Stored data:

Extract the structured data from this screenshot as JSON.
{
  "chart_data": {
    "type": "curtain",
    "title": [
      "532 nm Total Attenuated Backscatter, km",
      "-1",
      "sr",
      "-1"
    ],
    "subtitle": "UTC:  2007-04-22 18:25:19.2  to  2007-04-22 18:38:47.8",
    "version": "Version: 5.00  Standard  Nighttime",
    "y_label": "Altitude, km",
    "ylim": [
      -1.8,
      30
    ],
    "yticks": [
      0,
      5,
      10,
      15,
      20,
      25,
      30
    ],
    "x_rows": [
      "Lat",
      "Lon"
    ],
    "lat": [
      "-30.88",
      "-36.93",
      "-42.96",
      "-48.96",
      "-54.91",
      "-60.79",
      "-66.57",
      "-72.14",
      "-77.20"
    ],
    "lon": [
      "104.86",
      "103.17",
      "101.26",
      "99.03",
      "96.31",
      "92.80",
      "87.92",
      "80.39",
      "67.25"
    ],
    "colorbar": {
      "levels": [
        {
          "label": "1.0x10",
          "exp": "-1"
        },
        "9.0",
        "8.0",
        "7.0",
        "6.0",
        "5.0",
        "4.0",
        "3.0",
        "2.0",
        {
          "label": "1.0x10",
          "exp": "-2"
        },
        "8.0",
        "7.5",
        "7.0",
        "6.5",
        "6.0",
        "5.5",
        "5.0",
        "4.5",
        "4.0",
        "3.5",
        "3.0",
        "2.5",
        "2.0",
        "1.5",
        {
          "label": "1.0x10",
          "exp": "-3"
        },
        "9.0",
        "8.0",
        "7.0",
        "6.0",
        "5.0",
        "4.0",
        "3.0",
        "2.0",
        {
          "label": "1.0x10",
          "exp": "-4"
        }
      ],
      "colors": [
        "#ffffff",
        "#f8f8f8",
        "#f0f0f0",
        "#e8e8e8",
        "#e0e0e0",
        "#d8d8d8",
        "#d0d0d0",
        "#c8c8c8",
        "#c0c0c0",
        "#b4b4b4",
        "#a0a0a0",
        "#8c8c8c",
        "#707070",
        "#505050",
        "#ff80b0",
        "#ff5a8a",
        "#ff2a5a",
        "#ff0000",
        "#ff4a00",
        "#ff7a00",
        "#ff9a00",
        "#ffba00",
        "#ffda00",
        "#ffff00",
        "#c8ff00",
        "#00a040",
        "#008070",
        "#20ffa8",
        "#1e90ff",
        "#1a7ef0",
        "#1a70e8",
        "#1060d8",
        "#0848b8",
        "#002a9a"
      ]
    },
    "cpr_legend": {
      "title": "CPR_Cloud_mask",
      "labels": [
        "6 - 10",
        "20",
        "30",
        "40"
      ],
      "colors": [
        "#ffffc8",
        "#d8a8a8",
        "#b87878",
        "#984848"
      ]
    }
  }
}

TO BE DONE:
Go through the records above and retype each one exactly.

WRITTEN REPLY:
Extract the structured data from this screenshot as JSON.
{
  "chart_data": {
    "type": "curtain",
    "title": [
      "532 nm Total Attenuated Backscatter, km",
      "-1",
      "sr",
      "-1"
    ],
    "subtitle": "UTC:  2007-04-22 18:25:19.2  to  2007-04-22 18:38:47.8",
    "version": "Version: 5.00  Standard  Nighttime",
    "y_label": "Altitude, km",
    "ylim": [
      -1.8,
      30
    ],
    "yticks": [
      0,
      5,
      10,
      15,
      20,
      25,
      30
    ],
    "x_rows": [
      "Lat",
      "Lon"
    ],
    "lat": [
      "-30.88",
      "-36.93",
      "-42.96",
      "-48.96",
      "-54.91",
      "-60.79",
      "-66.57",
      "-72.14",
      "-77.20"
    ],
    "lon": [
      "104.86",
      "103.17",
      "101.26",
      "99.03",
      "96.31",
      "92.80",
      "87.92",
      "80.39",
      "67.25"
    ],
    "colorbar": {
      "levels": [
        {
          "label": "1.0x10",
          "exp": "-1"
        },
        "9.0",
        "8.0",
        "7.0",
        "6.0",
        "5.0",
        "4.0",
        "3.0",
        "2.0",
        {
          "label": "1.0x10",
          "exp": "-2"
        },
        "8.0",
        "7.5",
        "7.0",
        "6.5",
        "6.0",
        "5.5",
        "5.0",
        "4.5",
        "4.0",
        "3.5",
        "3.0",
        "2.5",
        "2.0",
        "1.5",
        {
          "label": "1.0x10",
          "exp": "-3"
        },
        "9.0",
        "8.0",
        "7.0",
        "6.0",
        "5.0",
        "4.0",
        "3.0",
        "2.0",
        {
          "label": "1.0x10",
          "exp": "-4"
        }
      ],
      "colors": [
        "#ffffff",
        "#f8f8f8",
        "#f0f0f0",
        "#e8e8e8",
        "#e0e0e0",
        "#d8d8d8",
        "#d0d0d0",
        "#c8c8c8",
        "#c0c0c0",
        "#b4b4b4",
        "#a0a0a0",
        "#8c8c8c",
        "#707070",
        "#505050",
        "#ff80b0",
        "#ff5a8a",
        "#ff2a5a",
        "#ff0000",
        "#ff4a00",
        "#ff7a00",
        "#ff9a00",
        "#ffba00",
        "#ffda00",
        "#ffff00",
        "#c8ff00",
        "#00a040",
        "#008070",
        "#20ffa8",
        "#1e90ff",
        "#1a7ef0",
        "#1a70e8",
        "#1060d8",
        "#0848b8",
        "#002a9a"
      ]
    },
    "cpr_legend": {
      "title": "CPR_Cloud_mask",
      "labels": [
        "6 - 10",
        "20",
        "30",
        "40"
      ],
      "colors": [
        "#ffffc8",
        "#d8a8a8",
        "#b87878",
        "#984848"
      ]
    }
  }
}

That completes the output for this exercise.